● **EXERCISE DETAILS**: Exclude the pictures and reproduce the remaining data exactly as written.

● **EXCERPTED RECORDS**:
┏━━

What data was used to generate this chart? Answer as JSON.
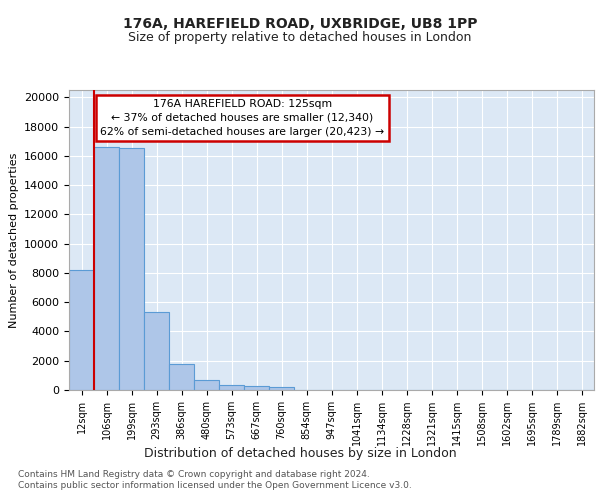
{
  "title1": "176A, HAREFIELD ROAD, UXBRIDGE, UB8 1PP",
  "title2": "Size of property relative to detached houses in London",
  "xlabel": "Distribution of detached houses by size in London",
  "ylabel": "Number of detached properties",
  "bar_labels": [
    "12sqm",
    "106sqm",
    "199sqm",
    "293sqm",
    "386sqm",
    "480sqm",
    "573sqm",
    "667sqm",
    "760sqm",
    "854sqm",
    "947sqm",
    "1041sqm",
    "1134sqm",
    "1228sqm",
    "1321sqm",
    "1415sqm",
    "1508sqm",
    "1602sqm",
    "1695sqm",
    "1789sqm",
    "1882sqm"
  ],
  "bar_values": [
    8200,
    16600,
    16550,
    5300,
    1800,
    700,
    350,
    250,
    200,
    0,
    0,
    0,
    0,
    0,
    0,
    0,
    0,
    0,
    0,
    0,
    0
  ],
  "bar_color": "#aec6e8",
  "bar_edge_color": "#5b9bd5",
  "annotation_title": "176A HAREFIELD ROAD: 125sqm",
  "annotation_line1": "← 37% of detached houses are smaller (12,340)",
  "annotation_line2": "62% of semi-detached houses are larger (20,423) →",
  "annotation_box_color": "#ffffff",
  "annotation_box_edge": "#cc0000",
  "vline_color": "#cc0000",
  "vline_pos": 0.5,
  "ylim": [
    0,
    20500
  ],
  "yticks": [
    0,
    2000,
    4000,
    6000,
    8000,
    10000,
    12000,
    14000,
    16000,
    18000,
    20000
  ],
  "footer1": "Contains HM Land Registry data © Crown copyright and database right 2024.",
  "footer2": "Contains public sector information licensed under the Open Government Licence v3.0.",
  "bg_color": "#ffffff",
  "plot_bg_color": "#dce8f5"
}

┗━━

● **THE REPLY**:
What data was used to generate this chart? Answer as JSON.
{
  "title1": "176A, HAREFIELD ROAD, UXBRIDGE, UB8 1PP",
  "title2": "Size of property relative to detached houses in London",
  "xlabel": "Distribution of detached houses by size in London",
  "ylabel": "Number of detached properties",
  "bar_labels": [
    "12sqm",
    "106sqm",
    "199sqm",
    "293sqm",
    "386sqm",
    "480sqm",
    "573sqm",
    "667sqm",
    "760sqm",
    "854sqm",
    "947sqm",
    "1041sqm",
    "1134sqm",
    "1228sqm",
    "1321sqm",
    "1415sqm",
    "1508sqm",
    "1602sqm",
    "1695sqm",
    "1789sqm",
    "1882sqm"
  ],
  "bar_values": [
    8200,
    16600,
    16550,
    5300,
    1800,
    700,
    350,
    250,
    200,
    0,
    0,
    0,
    0,
    0,
    0,
    0,
    0,
    0,
    0,
    0,
    0
  ],
  "bar_color": "#aec6e8",
  "bar_edge_color": "#5b9bd5",
  "annotation_title": "176A HAREFIELD ROAD: 125sqm",
  "annotation_line1": "← 37% of detached houses are smaller (12,340)",
  "annotation_line2": "62% of semi-detached houses are larger (20,423) →",
  "annotation_box_color": "#ffffff",
  "annotation_box_edge": "#cc0000",
  "vline_color": "#cc0000",
  "vline_pos": 0.5,
  "ylim": [
    0,
    20500
  ],
  "yticks": [
    0,
    2000,
    4000,
    6000,
    8000,
    10000,
    12000,
    14000,
    16000,
    18000,
    20000
  ],
  "footer1": "Contains HM Land Registry data © Crown copyright and database right 2024.",
  "footer2": "Contains public sector information licensed under the Open Government Licence v3.0.",
  "bg_color": "#ffffff",
  "plot_bg_color": "#dce8f5"
}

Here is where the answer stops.